> [WHAT IS EXPECTED] Check every line for the word "Southern" and state how many lines have it. Reply with the number alone.

— Start of EXERCISE DATA —

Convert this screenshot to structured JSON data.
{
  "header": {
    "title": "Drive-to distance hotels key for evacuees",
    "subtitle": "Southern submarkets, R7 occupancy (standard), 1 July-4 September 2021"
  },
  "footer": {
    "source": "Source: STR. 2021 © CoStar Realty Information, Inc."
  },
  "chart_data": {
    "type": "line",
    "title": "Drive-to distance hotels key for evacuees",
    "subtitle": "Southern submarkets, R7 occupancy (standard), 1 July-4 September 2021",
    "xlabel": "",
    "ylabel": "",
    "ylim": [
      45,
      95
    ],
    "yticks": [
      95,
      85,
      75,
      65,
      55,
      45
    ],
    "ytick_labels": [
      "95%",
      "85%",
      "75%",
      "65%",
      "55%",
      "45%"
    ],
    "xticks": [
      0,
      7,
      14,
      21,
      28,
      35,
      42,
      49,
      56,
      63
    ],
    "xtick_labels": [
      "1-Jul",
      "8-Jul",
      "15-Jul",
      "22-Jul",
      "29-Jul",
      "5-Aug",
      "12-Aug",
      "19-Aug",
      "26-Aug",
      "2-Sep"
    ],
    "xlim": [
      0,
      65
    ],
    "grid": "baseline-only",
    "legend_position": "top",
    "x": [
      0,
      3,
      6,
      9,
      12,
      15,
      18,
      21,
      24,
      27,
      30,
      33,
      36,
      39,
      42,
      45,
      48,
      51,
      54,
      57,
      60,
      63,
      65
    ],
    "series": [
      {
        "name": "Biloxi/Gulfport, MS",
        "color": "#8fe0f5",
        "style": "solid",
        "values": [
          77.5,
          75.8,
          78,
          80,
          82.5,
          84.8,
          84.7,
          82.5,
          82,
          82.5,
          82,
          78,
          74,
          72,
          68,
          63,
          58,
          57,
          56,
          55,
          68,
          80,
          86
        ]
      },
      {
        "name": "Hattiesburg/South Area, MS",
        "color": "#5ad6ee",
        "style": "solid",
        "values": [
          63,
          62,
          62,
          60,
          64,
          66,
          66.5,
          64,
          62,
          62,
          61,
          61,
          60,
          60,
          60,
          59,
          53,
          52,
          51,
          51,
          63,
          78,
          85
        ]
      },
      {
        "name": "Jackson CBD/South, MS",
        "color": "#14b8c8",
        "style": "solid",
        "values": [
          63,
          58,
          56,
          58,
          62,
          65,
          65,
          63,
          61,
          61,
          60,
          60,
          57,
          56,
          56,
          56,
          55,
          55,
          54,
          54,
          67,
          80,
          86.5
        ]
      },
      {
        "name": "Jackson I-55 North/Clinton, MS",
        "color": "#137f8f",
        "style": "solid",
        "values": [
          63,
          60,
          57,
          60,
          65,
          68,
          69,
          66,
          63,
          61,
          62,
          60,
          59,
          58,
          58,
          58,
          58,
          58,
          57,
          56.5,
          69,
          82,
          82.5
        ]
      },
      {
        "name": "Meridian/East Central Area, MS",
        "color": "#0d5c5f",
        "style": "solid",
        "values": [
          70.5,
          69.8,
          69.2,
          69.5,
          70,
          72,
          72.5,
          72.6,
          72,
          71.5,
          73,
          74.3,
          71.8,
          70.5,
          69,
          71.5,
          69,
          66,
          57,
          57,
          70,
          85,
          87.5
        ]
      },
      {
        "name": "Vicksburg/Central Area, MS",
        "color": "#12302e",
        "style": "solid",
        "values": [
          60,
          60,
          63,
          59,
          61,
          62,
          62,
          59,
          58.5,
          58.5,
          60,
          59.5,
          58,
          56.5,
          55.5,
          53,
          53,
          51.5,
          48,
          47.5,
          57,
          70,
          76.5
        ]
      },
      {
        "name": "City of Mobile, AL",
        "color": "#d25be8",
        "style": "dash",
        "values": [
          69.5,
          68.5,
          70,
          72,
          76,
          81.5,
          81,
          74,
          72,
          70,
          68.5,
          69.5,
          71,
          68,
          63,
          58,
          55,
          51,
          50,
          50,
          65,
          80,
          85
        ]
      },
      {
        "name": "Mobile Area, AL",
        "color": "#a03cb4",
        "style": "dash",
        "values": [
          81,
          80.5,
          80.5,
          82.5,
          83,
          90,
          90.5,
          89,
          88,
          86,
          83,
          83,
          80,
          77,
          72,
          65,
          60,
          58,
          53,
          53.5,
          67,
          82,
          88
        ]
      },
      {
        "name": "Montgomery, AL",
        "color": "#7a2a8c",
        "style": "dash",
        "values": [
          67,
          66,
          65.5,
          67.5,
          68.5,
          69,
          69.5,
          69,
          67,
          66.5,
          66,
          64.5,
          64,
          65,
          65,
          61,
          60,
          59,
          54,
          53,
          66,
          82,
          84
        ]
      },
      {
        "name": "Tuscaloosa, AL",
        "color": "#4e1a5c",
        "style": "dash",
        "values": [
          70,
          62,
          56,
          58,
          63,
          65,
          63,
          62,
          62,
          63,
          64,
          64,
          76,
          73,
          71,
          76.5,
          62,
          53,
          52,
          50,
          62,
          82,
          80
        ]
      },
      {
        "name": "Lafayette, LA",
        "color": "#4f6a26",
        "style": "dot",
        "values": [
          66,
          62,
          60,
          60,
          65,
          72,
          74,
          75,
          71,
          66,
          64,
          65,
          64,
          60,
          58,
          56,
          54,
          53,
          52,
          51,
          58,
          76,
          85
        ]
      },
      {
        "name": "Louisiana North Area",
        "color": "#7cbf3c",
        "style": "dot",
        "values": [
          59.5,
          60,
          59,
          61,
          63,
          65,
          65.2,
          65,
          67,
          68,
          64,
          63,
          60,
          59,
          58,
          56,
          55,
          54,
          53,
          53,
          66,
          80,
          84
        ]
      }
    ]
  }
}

— End of EXERCISE DATA —

> [REPLY] 2